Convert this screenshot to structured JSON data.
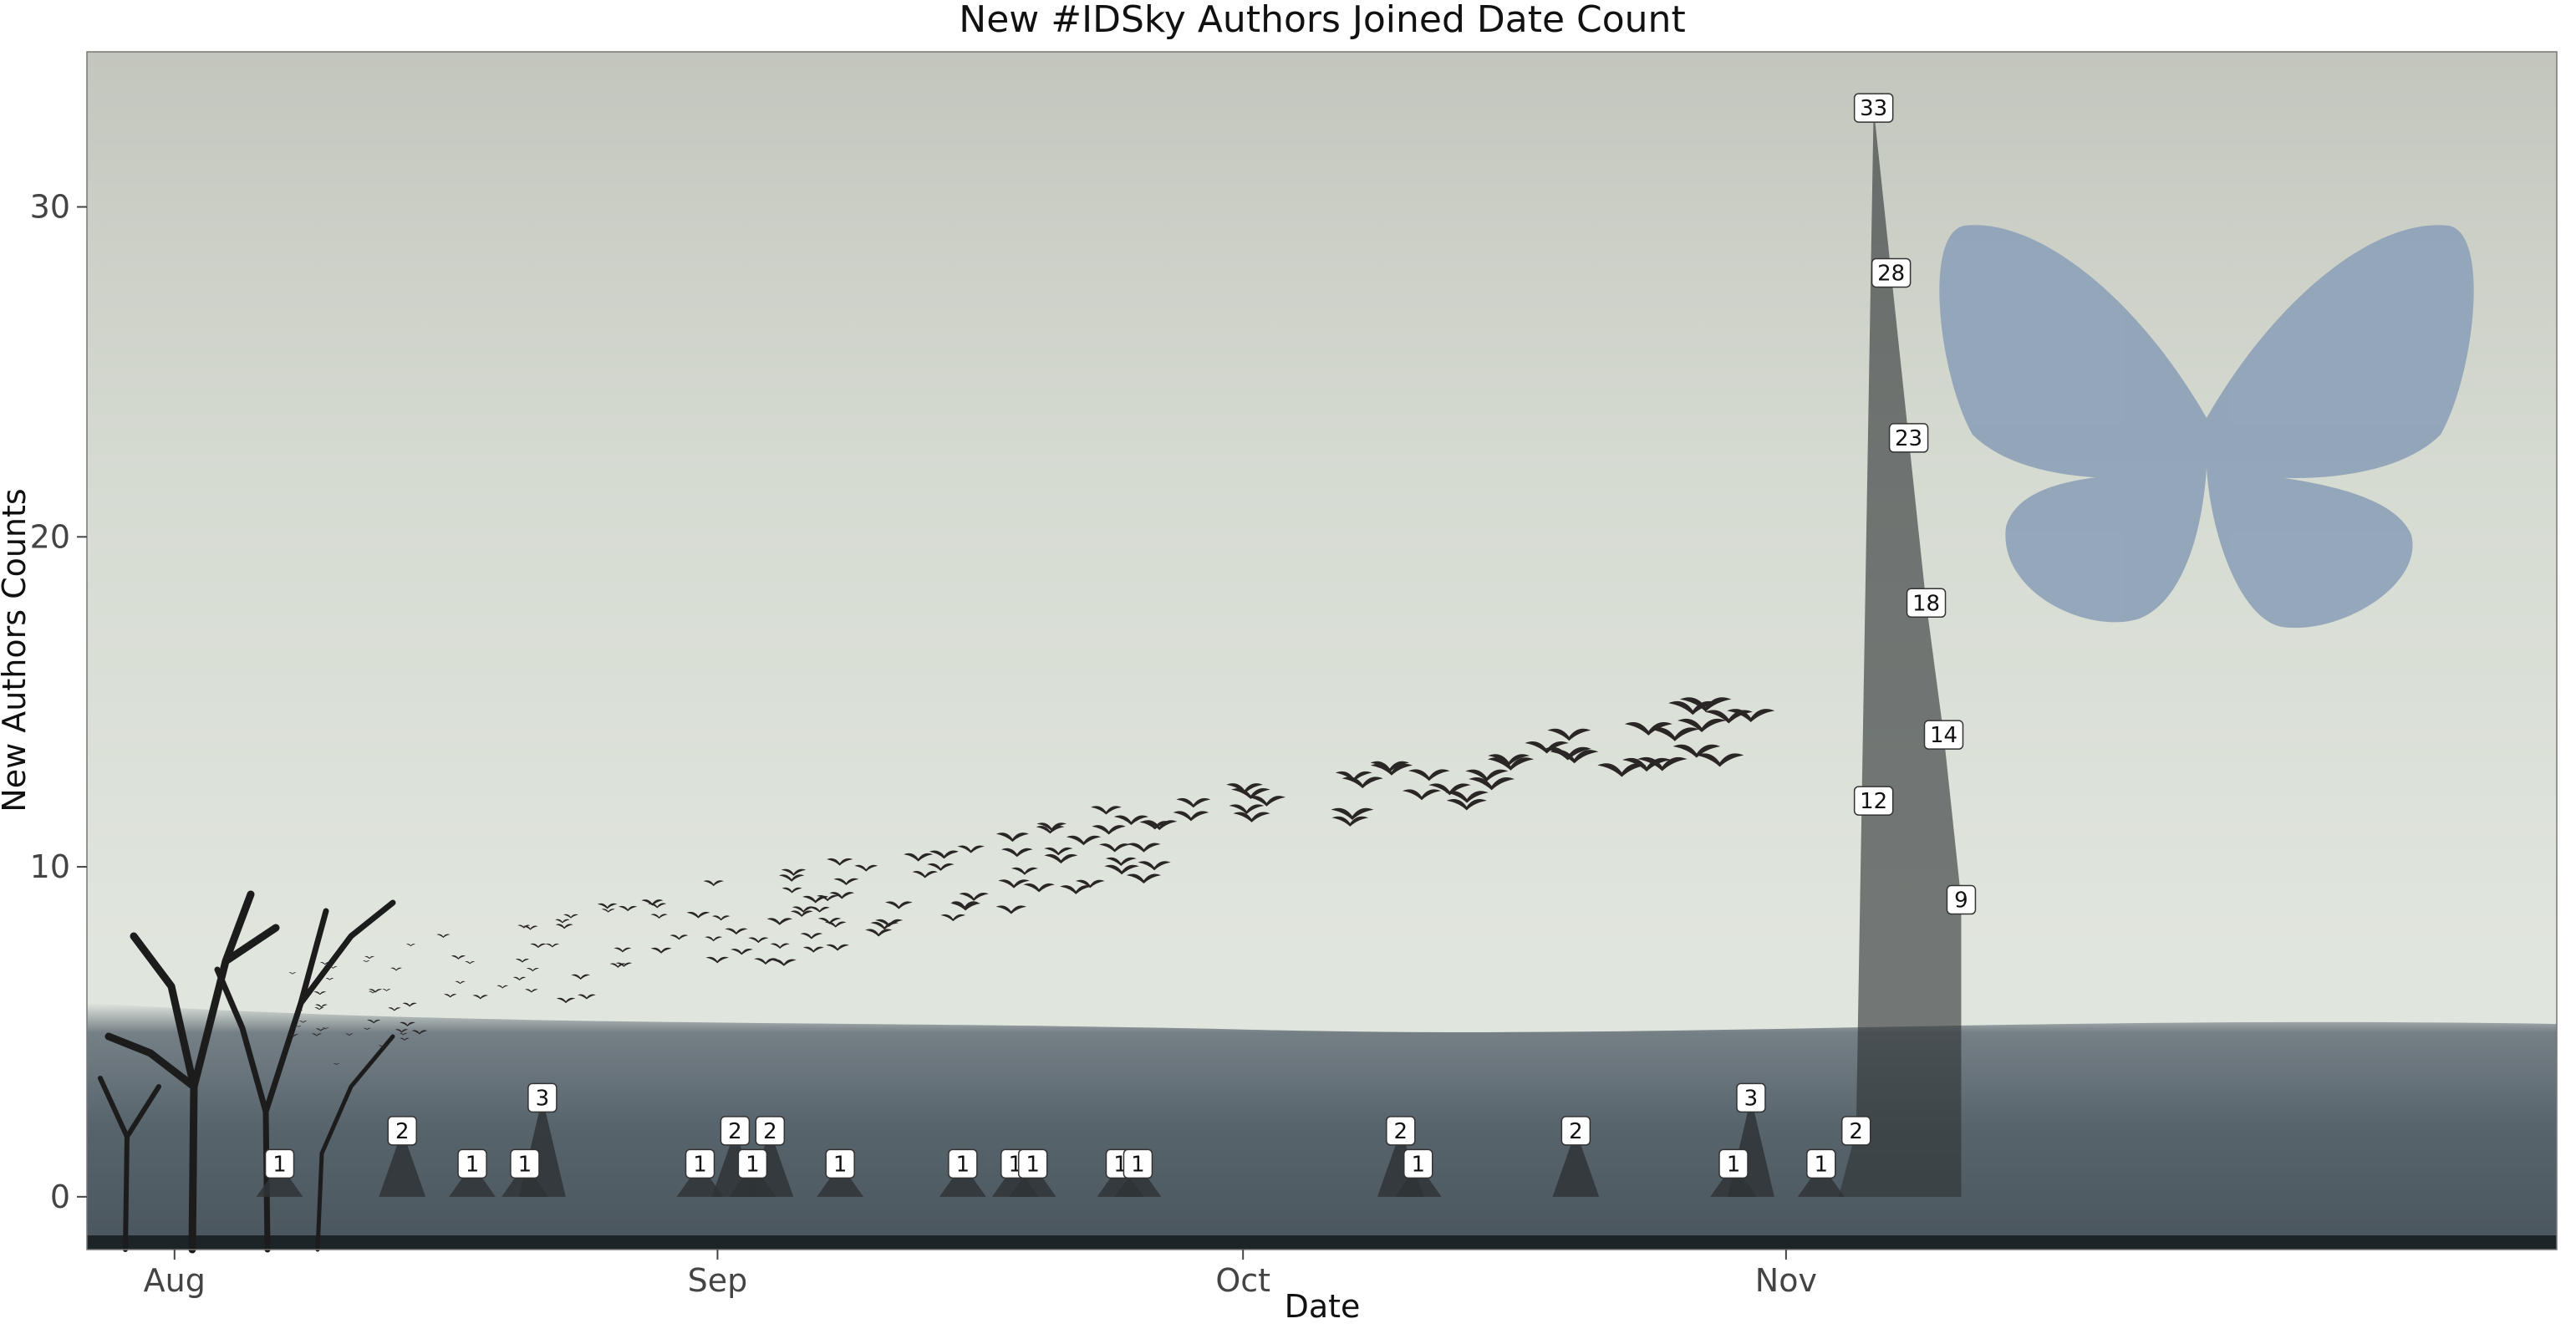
{
  "chart_data": {
    "type": "area",
    "title": "New #IDSky Authors Joined Date Count",
    "xlabel": "Date",
    "ylabel": "New Authors Counts",
    "x_ticks": [
      {
        "label": "Aug",
        "date": "2024-08-01"
      },
      {
        "label": "Sep",
        "date": "2024-09-01"
      },
      {
        "label": "Oct",
        "date": "2024-10-01"
      },
      {
        "label": "Nov",
        "date": "2024-11-01"
      }
    ],
    "y_ticks": [
      0,
      10,
      20,
      30
    ],
    "xlim": [
      "2024-07-27",
      "2024-12-15"
    ],
    "ylim": [
      -1.6,
      34.7
    ],
    "grid": false,
    "legend": "none",
    "colors": {
      "fill": "#2f3436",
      "label_bg": "#ffffff",
      "label_border": "#333333",
      "butterfly": "#8ea2b8"
    },
    "points": [
      {
        "date": "2024-08-07",
        "count": 1
      },
      {
        "date": "2024-08-14",
        "count": 2
      },
      {
        "date": "2024-08-18",
        "count": 1
      },
      {
        "date": "2024-08-21",
        "count": 1
      },
      {
        "date": "2024-08-22",
        "count": 3
      },
      {
        "date": "2024-08-31",
        "count": 1
      },
      {
        "date": "2024-09-02",
        "count": 2
      },
      {
        "date": "2024-09-03",
        "count": 1
      },
      {
        "date": "2024-09-04",
        "count": 2
      },
      {
        "date": "2024-09-08",
        "count": 1
      },
      {
        "date": "2024-09-15",
        "count": 1
      },
      {
        "date": "2024-09-18",
        "count": 1
      },
      {
        "date": "2024-09-19",
        "count": 1
      },
      {
        "date": "2024-09-24",
        "count": 1
      },
      {
        "date": "2024-09-25",
        "count": 1
      },
      {
        "date": "2024-10-10",
        "count": 2
      },
      {
        "date": "2024-10-11",
        "count": 1
      },
      {
        "date": "2024-10-20",
        "count": 2
      },
      {
        "date": "2024-10-29",
        "count": 1
      },
      {
        "date": "2024-10-30",
        "count": 3
      },
      {
        "date": "2024-11-03",
        "count": 1
      },
      {
        "date": "2024-11-05",
        "count": 2
      },
      {
        "date": "2024-11-06",
        "count": 33
      },
      {
        "date": "2024-11-07",
        "count": 28
      },
      {
        "date": "2024-11-08",
        "count": 23
      },
      {
        "date": "2024-11-09",
        "count": 18
      },
      {
        "date": "2024-11-10",
        "count": 14
      },
      {
        "date": "2024-11-11",
        "count": 9
      },
      {
        "date": "2024-11-06",
        "count": 12
      }
    ]
  }
}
--
• [Requirement]:
Quote the listing above in full, except for the pictures.

• [Answer below]:
Convert this screenshot to structured JSON data.
{
  "chart_data": {
    "type": "area",
    "title": "New #IDSky Authors Joined Date Count",
    "xlabel": "Date",
    "ylabel": "New Authors Counts",
    "x_ticks": [
      {
        "label": "Aug",
        "date": "2024-08-01"
      },
      {
        "label": "Sep",
        "date": "2024-09-01"
      },
      {
        "label": "Oct",
        "date": "2024-10-01"
      },
      {
        "label": "Nov",
        "date": "2024-11-01"
      }
    ],
    "y_ticks": [
      0,
      10,
      20,
      30
    ],
    "xlim": [
      "2024-07-27",
      "2024-12-15"
    ],
    "ylim": [
      -1.6,
      34.7
    ],
    "grid": false,
    "legend": "none",
    "colors": {
      "fill": "#2f3436",
      "label_bg": "#ffffff",
      "label_border": "#333333",
      "butterfly": "#8ea2b8"
    },
    "points": [
      {
        "date": "2024-08-07",
        "count": 1
      },
      {
        "date": "2024-08-14",
        "count": 2
      },
      {
        "date": "2024-08-18",
        "count": 1
      },
      {
        "date": "2024-08-21",
        "count": 1
      },
      {
        "date": "2024-08-22",
        "count": 3
      },
      {
        "date": "2024-08-31",
        "count": 1
      },
      {
        "date": "2024-09-02",
        "count": 2
      },
      {
        "date": "2024-09-03",
        "count": 1
      },
      {
        "date": "2024-09-04",
        "count": 2
      },
      {
        "date": "2024-09-08",
        "count": 1
      },
      {
        "date": "2024-09-15",
        "count": 1
      },
      {
        "date": "2024-09-18",
        "count": 1
      },
      {
        "date": "2024-09-19",
        "count": 1
      },
      {
        "date": "2024-09-24",
        "count": 1
      },
      {
        "date": "2024-09-25",
        "count": 1
      },
      {
        "date": "2024-10-10",
        "count": 2
      },
      {
        "date": "2024-10-11",
        "count": 1
      },
      {
        "date": "2024-10-20",
        "count": 2
      },
      {
        "date": "2024-10-29",
        "count": 1
      },
      {
        "date": "2024-10-30",
        "count": 3
      },
      {
        "date": "2024-11-03",
        "count": 1
      },
      {
        "date": "2024-11-05",
        "count": 2
      },
      {
        "date": "2024-11-06",
        "count": 33
      },
      {
        "date": "2024-11-07",
        "count": 28
      },
      {
        "date": "2024-11-08",
        "count": 23
      },
      {
        "date": "2024-11-09",
        "count": 18
      },
      {
        "date": "2024-11-10",
        "count": 14
      },
      {
        "date": "2024-11-11",
        "count": 9
      },
      {
        "date": "2024-11-06",
        "count": 12
      }
    ]
  }
}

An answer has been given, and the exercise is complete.